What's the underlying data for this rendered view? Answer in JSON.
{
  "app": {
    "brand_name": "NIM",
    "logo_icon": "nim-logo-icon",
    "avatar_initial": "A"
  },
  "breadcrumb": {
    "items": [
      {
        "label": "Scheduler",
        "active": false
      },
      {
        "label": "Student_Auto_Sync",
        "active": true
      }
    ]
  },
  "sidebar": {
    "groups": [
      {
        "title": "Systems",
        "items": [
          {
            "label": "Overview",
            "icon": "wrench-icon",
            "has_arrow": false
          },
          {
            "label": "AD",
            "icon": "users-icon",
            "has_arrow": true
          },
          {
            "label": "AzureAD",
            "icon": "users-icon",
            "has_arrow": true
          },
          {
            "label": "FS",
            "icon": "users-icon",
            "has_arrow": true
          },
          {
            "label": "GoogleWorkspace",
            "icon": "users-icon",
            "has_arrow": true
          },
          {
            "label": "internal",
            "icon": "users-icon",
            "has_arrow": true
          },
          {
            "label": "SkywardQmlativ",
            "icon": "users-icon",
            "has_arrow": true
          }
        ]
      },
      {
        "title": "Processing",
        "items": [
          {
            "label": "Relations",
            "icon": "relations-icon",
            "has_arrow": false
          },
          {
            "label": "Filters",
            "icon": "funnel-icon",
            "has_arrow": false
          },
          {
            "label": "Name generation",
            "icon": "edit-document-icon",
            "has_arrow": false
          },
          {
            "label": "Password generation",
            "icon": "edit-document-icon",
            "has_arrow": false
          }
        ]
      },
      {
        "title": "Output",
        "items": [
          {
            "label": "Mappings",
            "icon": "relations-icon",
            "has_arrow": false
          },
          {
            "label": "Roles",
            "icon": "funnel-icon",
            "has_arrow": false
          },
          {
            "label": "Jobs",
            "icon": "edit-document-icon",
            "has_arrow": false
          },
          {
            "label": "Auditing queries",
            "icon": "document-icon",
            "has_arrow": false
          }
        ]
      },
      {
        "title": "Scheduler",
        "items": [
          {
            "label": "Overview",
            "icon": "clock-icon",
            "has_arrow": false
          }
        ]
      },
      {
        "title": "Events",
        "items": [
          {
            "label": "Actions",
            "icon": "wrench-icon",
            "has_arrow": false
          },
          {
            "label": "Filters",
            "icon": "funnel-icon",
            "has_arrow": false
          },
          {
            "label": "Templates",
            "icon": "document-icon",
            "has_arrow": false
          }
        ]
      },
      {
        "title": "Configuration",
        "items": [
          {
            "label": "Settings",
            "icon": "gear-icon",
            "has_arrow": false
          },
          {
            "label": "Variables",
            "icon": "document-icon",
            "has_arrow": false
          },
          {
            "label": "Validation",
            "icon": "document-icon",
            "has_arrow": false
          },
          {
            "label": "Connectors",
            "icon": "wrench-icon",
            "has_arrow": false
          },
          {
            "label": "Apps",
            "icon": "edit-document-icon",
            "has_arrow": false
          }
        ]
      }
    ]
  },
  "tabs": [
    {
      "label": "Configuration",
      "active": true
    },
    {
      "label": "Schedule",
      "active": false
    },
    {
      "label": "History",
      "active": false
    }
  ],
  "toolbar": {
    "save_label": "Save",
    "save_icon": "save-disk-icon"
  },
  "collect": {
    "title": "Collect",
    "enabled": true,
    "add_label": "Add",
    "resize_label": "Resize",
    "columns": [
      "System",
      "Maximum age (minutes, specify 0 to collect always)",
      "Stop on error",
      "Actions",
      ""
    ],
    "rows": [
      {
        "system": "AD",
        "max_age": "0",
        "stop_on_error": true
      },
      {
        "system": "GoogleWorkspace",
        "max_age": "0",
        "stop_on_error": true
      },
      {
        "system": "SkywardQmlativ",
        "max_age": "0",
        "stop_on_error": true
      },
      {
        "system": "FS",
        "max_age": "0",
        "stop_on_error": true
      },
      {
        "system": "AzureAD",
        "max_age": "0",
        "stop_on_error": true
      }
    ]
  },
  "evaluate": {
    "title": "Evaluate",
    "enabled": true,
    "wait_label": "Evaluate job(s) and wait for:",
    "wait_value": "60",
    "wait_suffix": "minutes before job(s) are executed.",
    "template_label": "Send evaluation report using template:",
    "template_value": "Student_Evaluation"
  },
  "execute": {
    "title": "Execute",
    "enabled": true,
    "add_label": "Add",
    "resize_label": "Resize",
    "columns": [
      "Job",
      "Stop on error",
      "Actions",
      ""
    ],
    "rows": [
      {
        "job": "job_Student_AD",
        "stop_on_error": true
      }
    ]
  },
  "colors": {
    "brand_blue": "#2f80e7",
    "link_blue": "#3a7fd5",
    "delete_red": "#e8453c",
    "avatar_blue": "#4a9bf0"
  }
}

○ ○ ○ ○ ○ ○ ○

**REQUIREMENT:** Copy the records above exactly as they appear.

**WRITTEN RESPONSE:**
What's the underlying data for this rendered view? Answer in JSON.
{
  "app": {
    "brand_name": "NIM",
    "logo_icon": "nim-logo-icon",
    "avatar_initial": "A"
  },
  "breadcrumb": {
    "items": [
      {
        "label": "Scheduler",
        "active": false
      },
      {
        "label": "Student_Auto_Sync",
        "active": true
      }
    ]
  },
  "sidebar": {
    "groups": [
      {
        "title": "Systems",
        "items": [
          {
            "label": "Overview",
            "icon": "wrench-icon",
            "has_arrow": false
          },
          {
            "label": "AD",
            "icon": "users-icon",
            "has_arrow": true
          },
          {
            "label": "AzureAD",
            "icon": "users-icon",
            "has_arrow": true
          },
          {
            "label": "FS",
            "icon": "users-icon",
            "has_arrow": true
          },
          {
            "label": "GoogleWorkspace",
            "icon": "users-icon",
            "has_arrow": true
          },
          {
            "label": "internal",
            "icon": "users-icon",
            "has_arrow": true
          },
          {
            "label": "SkywardQmlativ",
            "icon": "users-icon",
            "has_arrow": true
          }
        ]
      },
      {
        "title": "Processing",
        "items": [
          {
            "label": "Relations",
            "icon": "relations-icon",
            "has_arrow": false
          },
          {
            "label": "Filters",
            "icon": "funnel-icon",
            "has_arrow": false
          },
          {
            "label": "Name generation",
            "icon": "edit-document-icon",
            "has_arrow": false
          },
          {
            "label": "Password generation",
            "icon": "edit-document-icon",
            "has_arrow": false
          }
        ]
      },
      {
        "title": "Output",
        "items": [
          {
            "label": "Mappings",
            "icon": "relations-icon",
            "has_arrow": false
          },
          {
            "label": "Roles",
            "icon": "funnel-icon",
            "has_arrow": false
          },
          {
            "label": "Jobs",
            "icon": "edit-document-icon",
            "has_arrow": false
          },
          {
            "label": "Auditing queries",
            "icon": "document-icon",
            "has_arrow": false
          }
        ]
      },
      {
        "title": "Scheduler",
        "items": [
          {
            "label": "Overview",
            "icon": "clock-icon",
            "has_arrow": false
          }
        ]
      },
      {
        "title": "Events",
        "items": [
          {
            "label": "Actions",
            "icon": "wrench-icon",
            "has_arrow": false
          },
          {
            "label": "Filters",
            "icon": "funnel-icon",
            "has_arrow": false
          },
          {
            "label": "Templates",
            "icon": "document-icon",
            "has_arrow": false
          }
        ]
      },
      {
        "title": "Configuration",
        "items": [
          {
            "label": "Settings",
            "icon": "gear-icon",
            "has_arrow": false
          },
          {
            "label": "Variables",
            "icon": "document-icon",
            "has_arrow": false
          },
          {
            "label": "Validation",
            "icon": "document-icon",
            "has_arrow": false
          },
          {
            "label": "Connectors",
            "icon": "wrench-icon",
            "has_arrow": false
          },
          {
            "label": "Apps",
            "icon": "edit-document-icon",
            "has_arrow": false
          }
        ]
      }
    ]
  },
  "tabs": [
    {
      "label": "Configuration",
      "active": true
    },
    {
      "label": "Schedule",
      "active": false
    },
    {
      "label": "History",
      "active": false
    }
  ],
  "toolbar": {
    "save_label": "Save",
    "save_icon": "save-disk-icon"
  },
  "collect": {
    "title": "Collect",
    "enabled": true,
    "add_label": "Add",
    "resize_label": "Resize",
    "columns": [
      "System",
      "Maximum age (minutes, specify 0 to collect always)",
      "Stop on error",
      "Actions",
      ""
    ],
    "rows": [
      {
        "system": "AD",
        "max_age": "0",
        "stop_on_error": true
      },
      {
        "system": "GoogleWorkspace",
        "max_age": "0",
        "stop_on_error": true
      },
      {
        "system": "SkywardQmlativ",
        "max_age": "0",
        "stop_on_error": true
      },
      {
        "system": "FS",
        "max_age": "0",
        "stop_on_error": true
      },
      {
        "system": "AzureAD",
        "max_age": "0",
        "stop_on_error": true
      }
    ]
  },
  "evaluate": {
    "title": "Evaluate",
    "enabled": true,
    "wait_label": "Evaluate job(s) and wait for:",
    "wait_value": "60",
    "wait_suffix": "minutes before job(s) are executed.",
    "template_label": "Send evaluation report using template:",
    "template_value": "Student_Evaluation"
  },
  "execute": {
    "title": "Execute",
    "enabled": true,
    "add_label": "Add",
    "resize_label": "Resize",
    "columns": [
      "Job",
      "Stop on error",
      "Actions",
      ""
    ],
    "rows": [
      {
        "job": "job_Student_AD",
        "stop_on_error": true
      }
    ]
  },
  "colors": {
    "brand_blue": "#2f80e7",
    "link_blue": "#3a7fd5",
    "delete_red": "#e8453c",
    "avatar_blue": "#4a9bf0"
  }
}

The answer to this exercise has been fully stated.